GIVEN REQUEST: Below is a listing. Gather each line of it that contains "pool".

STORED RECORDS:

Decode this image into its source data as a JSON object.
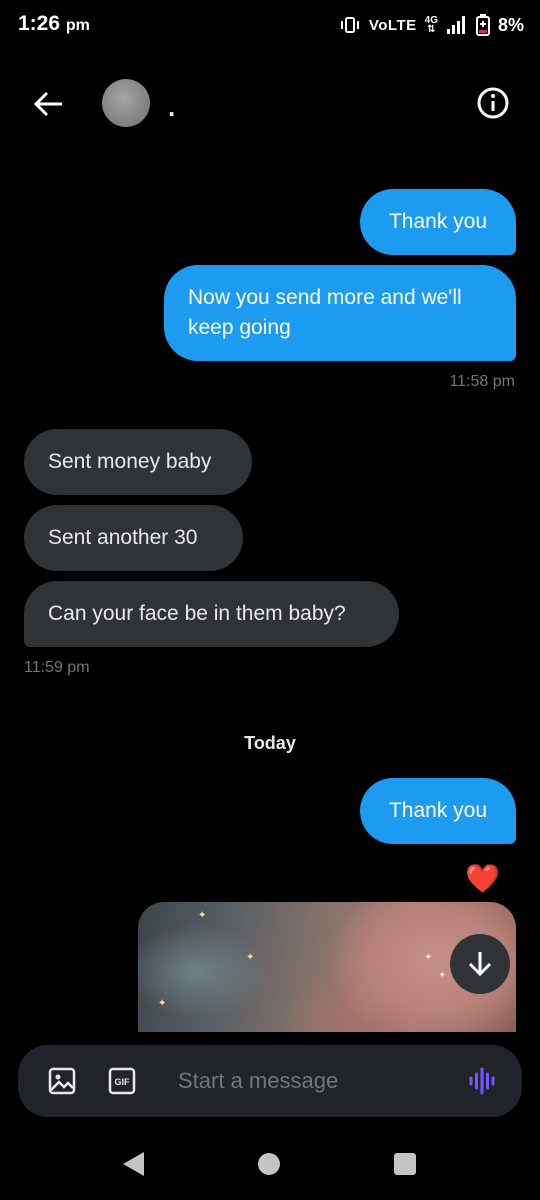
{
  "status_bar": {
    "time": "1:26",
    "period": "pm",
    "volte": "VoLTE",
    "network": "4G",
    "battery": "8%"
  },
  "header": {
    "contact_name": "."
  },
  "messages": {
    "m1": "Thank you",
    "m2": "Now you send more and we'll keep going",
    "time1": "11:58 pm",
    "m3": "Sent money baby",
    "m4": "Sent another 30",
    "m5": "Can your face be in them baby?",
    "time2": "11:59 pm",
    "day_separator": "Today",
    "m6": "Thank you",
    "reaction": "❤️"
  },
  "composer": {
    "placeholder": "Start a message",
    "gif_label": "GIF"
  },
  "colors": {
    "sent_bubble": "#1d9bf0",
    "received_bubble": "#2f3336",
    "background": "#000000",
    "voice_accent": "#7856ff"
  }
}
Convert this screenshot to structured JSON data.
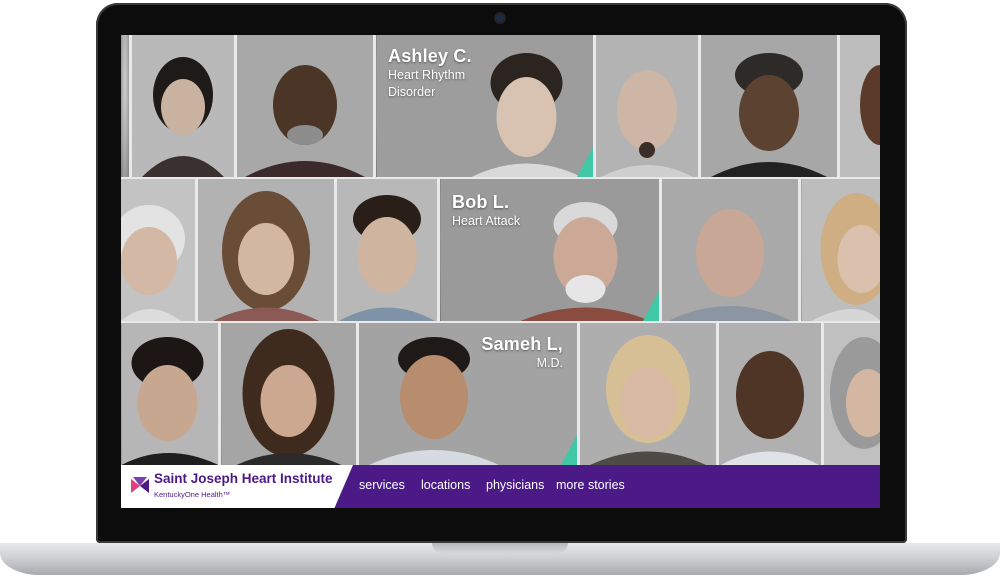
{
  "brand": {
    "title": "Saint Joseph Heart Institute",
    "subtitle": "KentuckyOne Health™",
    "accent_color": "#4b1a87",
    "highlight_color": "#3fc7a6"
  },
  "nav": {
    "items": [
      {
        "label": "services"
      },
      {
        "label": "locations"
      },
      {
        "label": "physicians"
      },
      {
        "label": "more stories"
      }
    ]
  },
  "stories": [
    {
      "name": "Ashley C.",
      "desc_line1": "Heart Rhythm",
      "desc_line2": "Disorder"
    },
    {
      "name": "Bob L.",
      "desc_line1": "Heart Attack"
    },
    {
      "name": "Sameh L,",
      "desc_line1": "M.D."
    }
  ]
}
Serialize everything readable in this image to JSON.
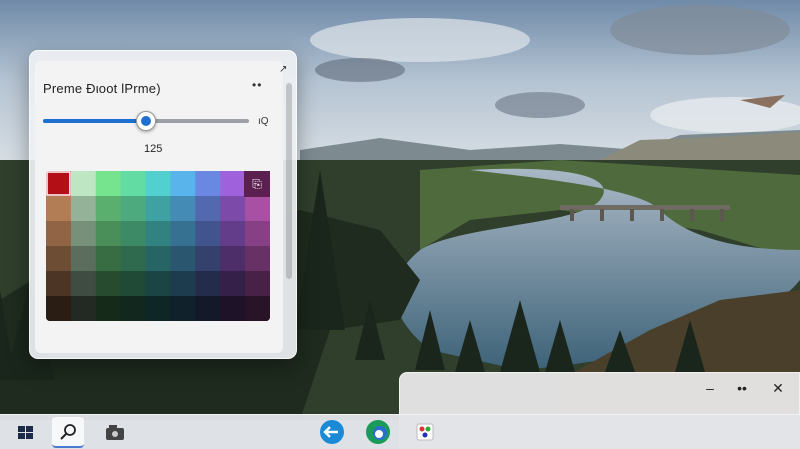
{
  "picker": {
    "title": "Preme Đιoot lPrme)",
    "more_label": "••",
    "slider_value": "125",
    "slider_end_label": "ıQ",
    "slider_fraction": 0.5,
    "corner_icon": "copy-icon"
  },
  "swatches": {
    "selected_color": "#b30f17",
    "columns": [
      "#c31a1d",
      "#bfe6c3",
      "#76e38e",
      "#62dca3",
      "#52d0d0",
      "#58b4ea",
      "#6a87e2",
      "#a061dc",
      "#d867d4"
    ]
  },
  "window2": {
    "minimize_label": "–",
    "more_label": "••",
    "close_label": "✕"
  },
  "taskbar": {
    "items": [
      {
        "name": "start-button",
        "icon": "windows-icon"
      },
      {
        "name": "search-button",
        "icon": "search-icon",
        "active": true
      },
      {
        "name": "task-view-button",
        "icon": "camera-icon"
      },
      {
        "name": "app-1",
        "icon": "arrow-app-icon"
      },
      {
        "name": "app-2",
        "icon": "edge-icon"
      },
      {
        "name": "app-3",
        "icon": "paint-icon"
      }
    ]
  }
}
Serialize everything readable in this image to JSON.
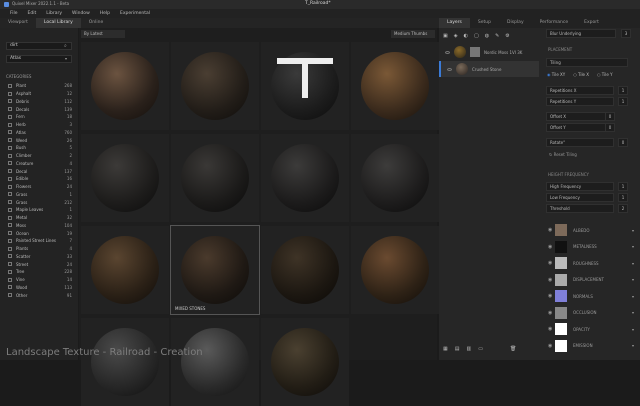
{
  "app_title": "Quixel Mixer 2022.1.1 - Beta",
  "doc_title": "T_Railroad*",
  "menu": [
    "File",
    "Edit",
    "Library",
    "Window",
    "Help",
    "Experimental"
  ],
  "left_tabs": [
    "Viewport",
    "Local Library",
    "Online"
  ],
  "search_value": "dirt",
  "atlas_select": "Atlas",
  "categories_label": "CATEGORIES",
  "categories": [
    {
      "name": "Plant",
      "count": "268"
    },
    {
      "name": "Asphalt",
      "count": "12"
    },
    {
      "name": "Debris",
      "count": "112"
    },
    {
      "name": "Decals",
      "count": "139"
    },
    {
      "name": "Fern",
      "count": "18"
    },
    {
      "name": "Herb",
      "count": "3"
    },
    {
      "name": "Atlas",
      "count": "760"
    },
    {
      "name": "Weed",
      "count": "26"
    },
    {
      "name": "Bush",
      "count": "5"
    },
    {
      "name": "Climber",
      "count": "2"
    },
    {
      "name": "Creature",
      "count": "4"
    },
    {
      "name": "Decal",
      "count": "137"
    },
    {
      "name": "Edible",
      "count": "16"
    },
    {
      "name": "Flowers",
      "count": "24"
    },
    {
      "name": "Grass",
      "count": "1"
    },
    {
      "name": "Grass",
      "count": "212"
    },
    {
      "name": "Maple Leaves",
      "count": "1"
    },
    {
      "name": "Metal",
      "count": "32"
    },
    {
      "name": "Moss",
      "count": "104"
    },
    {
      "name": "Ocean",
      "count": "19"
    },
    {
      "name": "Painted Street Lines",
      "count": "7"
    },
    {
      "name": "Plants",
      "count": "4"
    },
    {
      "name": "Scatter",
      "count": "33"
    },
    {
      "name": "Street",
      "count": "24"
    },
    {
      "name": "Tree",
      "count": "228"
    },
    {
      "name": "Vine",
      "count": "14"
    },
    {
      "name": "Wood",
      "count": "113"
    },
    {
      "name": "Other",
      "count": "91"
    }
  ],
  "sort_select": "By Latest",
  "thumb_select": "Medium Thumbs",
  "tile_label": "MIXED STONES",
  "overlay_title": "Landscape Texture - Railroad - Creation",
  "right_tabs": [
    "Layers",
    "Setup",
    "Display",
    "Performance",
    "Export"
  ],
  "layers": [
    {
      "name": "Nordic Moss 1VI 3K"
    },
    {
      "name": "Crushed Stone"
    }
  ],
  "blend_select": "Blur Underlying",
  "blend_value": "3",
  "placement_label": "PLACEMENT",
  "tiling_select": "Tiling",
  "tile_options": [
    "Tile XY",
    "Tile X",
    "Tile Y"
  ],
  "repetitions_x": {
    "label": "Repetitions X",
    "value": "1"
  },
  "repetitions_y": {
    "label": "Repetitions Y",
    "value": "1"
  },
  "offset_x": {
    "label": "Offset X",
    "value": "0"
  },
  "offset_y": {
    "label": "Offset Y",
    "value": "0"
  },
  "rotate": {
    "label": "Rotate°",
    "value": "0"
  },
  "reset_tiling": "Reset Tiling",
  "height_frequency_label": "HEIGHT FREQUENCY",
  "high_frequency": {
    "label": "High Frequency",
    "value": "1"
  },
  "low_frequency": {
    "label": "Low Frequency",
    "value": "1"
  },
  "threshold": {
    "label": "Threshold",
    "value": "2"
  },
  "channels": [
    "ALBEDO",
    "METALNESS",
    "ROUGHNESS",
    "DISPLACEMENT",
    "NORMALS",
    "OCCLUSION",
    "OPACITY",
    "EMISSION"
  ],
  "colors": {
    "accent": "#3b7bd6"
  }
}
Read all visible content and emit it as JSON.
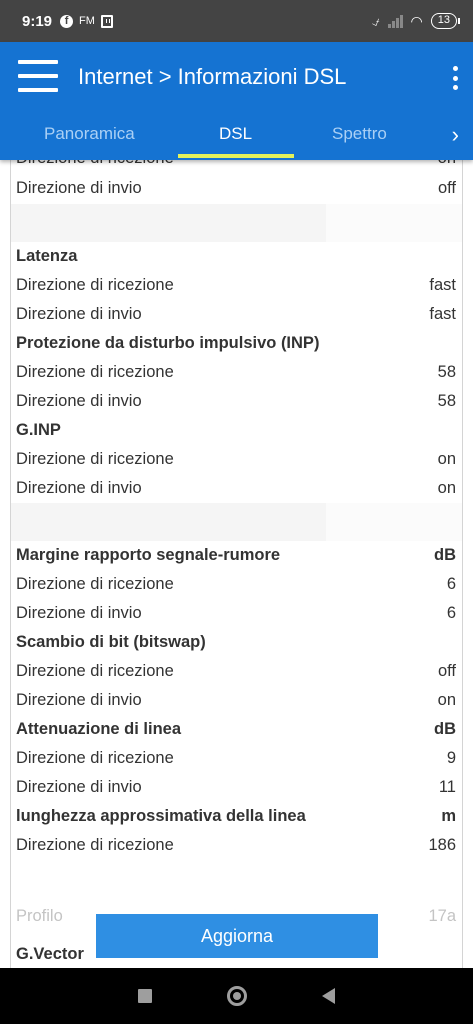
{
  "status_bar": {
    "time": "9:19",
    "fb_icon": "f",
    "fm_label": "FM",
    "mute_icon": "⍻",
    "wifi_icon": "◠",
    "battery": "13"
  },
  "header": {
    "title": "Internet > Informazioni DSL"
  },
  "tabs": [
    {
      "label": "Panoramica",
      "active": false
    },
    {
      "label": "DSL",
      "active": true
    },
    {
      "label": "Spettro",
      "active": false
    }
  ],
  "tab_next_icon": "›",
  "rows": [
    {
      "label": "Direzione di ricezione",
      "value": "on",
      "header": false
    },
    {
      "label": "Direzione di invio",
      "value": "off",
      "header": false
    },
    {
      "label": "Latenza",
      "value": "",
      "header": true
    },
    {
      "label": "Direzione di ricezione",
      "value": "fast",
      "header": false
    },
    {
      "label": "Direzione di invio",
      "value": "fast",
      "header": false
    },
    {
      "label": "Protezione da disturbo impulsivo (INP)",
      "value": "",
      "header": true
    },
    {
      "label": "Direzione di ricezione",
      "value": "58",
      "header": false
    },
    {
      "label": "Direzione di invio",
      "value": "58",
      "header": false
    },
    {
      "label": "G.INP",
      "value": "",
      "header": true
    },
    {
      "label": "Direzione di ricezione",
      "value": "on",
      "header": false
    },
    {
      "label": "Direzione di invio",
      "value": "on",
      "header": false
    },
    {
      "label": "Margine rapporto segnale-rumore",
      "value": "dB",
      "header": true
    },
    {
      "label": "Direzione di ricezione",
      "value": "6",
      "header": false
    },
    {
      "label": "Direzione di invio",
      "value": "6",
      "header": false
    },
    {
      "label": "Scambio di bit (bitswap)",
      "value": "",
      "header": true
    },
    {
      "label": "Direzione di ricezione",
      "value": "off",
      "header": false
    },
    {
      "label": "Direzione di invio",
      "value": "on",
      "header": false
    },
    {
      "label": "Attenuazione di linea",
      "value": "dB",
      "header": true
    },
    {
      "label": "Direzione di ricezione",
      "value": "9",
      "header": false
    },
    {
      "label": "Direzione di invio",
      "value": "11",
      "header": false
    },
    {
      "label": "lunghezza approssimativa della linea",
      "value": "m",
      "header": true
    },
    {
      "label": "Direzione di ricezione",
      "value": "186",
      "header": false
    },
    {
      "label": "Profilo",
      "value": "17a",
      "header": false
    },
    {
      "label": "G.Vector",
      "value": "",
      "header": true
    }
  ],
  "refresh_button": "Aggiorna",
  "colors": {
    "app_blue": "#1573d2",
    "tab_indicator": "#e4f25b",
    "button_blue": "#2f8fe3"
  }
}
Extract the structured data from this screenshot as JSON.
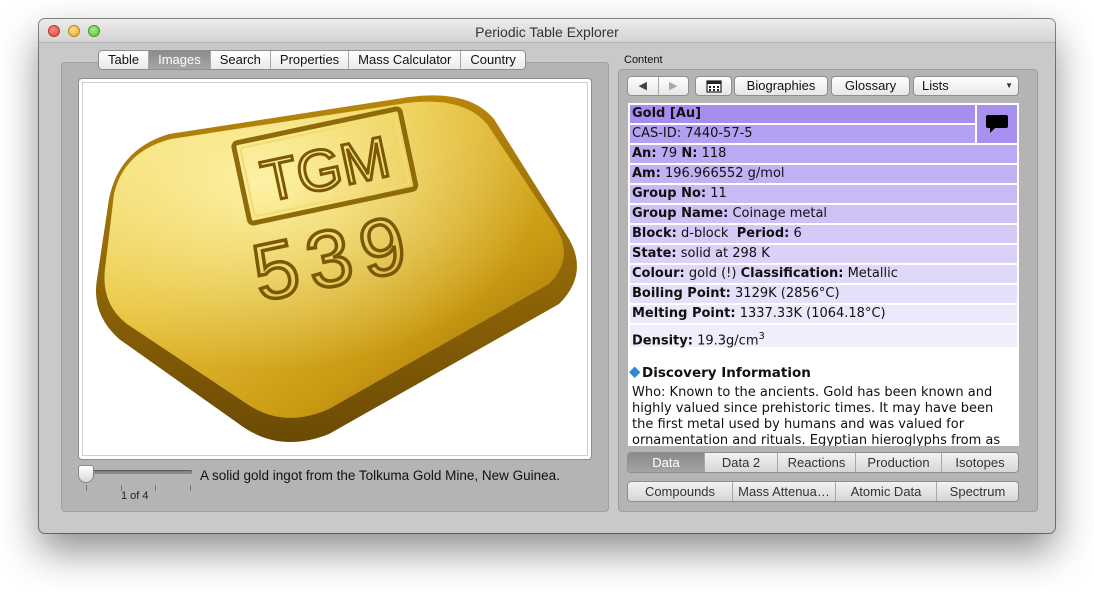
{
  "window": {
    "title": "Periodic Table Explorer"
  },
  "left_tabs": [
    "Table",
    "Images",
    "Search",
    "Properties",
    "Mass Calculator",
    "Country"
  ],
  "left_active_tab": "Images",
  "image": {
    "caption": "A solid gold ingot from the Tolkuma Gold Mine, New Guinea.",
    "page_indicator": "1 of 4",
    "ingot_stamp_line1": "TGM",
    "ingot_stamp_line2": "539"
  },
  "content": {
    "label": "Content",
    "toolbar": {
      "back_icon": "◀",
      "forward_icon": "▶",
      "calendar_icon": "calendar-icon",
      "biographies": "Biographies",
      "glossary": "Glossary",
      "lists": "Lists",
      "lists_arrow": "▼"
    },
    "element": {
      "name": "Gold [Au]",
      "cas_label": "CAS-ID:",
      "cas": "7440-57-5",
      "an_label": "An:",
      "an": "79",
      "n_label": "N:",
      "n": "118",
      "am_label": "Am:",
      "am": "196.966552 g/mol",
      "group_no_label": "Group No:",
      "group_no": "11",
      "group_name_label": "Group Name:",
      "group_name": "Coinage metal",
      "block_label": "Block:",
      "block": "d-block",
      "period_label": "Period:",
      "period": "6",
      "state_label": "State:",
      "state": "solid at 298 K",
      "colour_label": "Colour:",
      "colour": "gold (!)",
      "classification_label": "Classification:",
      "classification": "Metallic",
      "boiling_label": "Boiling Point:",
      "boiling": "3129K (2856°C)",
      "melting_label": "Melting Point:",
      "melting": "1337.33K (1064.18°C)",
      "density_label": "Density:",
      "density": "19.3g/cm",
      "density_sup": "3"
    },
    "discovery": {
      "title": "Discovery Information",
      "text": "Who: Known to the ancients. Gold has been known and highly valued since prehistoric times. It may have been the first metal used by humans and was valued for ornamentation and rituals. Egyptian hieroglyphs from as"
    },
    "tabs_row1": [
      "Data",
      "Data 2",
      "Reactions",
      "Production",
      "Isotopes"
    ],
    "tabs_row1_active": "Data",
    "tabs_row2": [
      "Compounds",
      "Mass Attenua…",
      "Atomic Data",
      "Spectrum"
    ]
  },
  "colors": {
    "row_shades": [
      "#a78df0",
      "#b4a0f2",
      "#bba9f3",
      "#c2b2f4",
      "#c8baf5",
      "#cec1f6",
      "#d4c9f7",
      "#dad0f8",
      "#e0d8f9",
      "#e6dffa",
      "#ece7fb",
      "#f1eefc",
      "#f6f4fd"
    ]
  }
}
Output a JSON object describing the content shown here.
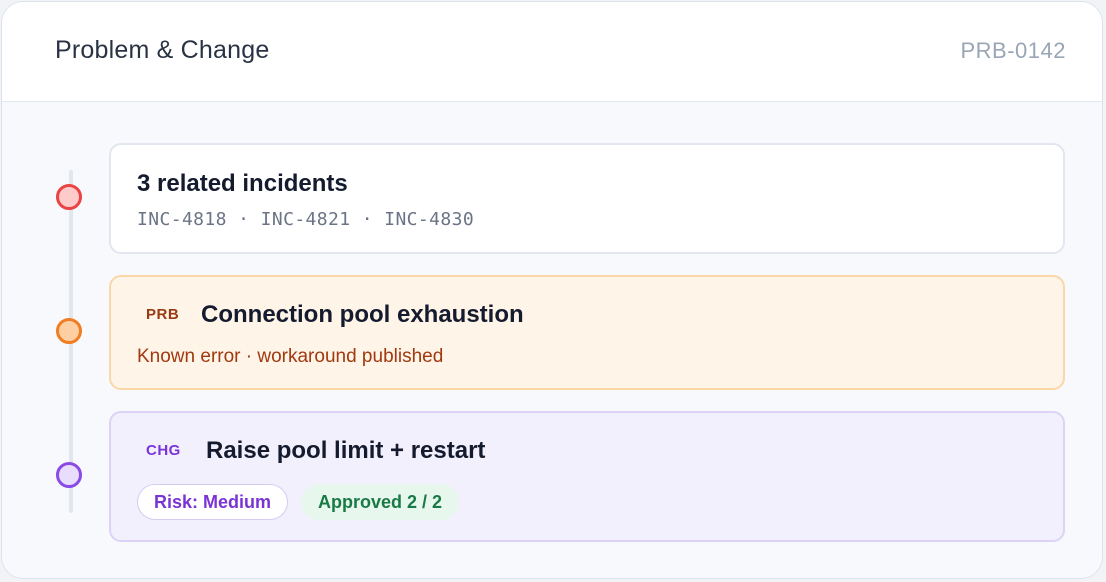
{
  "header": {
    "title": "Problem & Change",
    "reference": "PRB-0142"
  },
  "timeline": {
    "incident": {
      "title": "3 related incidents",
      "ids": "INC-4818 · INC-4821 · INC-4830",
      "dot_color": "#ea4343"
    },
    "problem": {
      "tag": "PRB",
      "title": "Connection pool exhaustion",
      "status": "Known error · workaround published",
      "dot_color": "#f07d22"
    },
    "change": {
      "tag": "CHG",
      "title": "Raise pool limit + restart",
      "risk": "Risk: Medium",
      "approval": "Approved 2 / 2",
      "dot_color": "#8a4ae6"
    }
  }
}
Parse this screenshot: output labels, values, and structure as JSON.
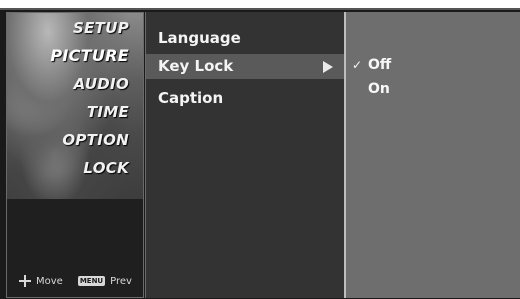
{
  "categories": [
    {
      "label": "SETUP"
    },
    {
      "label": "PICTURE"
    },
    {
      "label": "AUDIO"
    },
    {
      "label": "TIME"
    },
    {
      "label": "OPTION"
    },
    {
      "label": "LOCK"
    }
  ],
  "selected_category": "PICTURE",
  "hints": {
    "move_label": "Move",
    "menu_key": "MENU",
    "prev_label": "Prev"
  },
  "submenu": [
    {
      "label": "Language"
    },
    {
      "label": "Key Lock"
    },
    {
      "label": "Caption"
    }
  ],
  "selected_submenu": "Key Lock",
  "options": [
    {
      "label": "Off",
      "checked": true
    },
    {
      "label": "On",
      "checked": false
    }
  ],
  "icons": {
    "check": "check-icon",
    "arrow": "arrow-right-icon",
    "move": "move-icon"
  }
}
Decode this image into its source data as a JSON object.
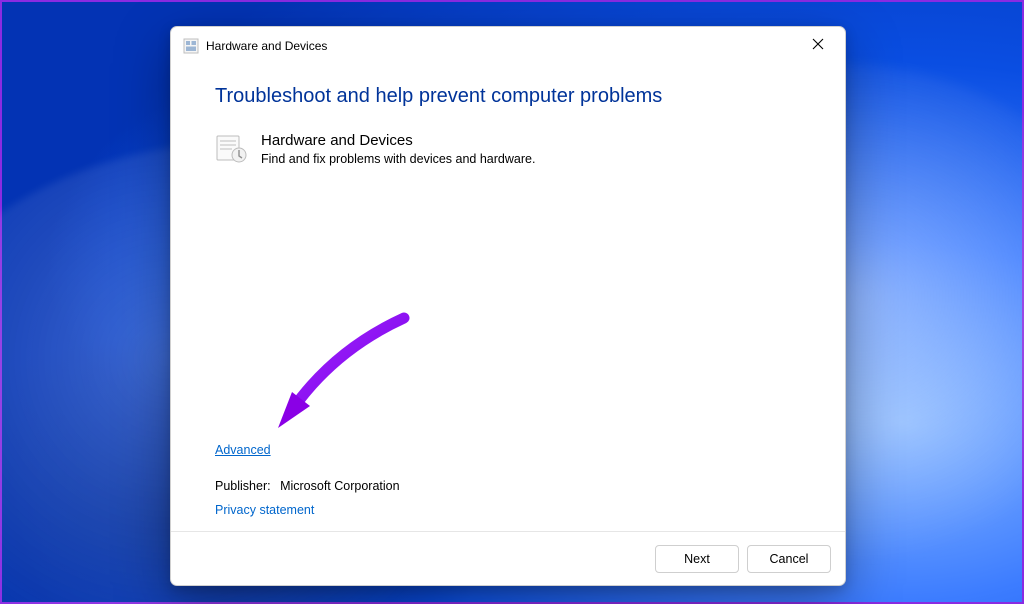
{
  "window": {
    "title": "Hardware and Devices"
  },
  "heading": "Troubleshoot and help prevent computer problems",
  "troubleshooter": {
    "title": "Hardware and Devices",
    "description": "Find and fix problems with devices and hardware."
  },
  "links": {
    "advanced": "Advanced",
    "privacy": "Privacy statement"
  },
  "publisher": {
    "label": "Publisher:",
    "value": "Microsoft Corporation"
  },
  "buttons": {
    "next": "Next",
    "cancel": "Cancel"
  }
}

COMPLETE ANSWER:
      "title": "Connection pool exhaustion",
      "title": "Raise pool limit + restart",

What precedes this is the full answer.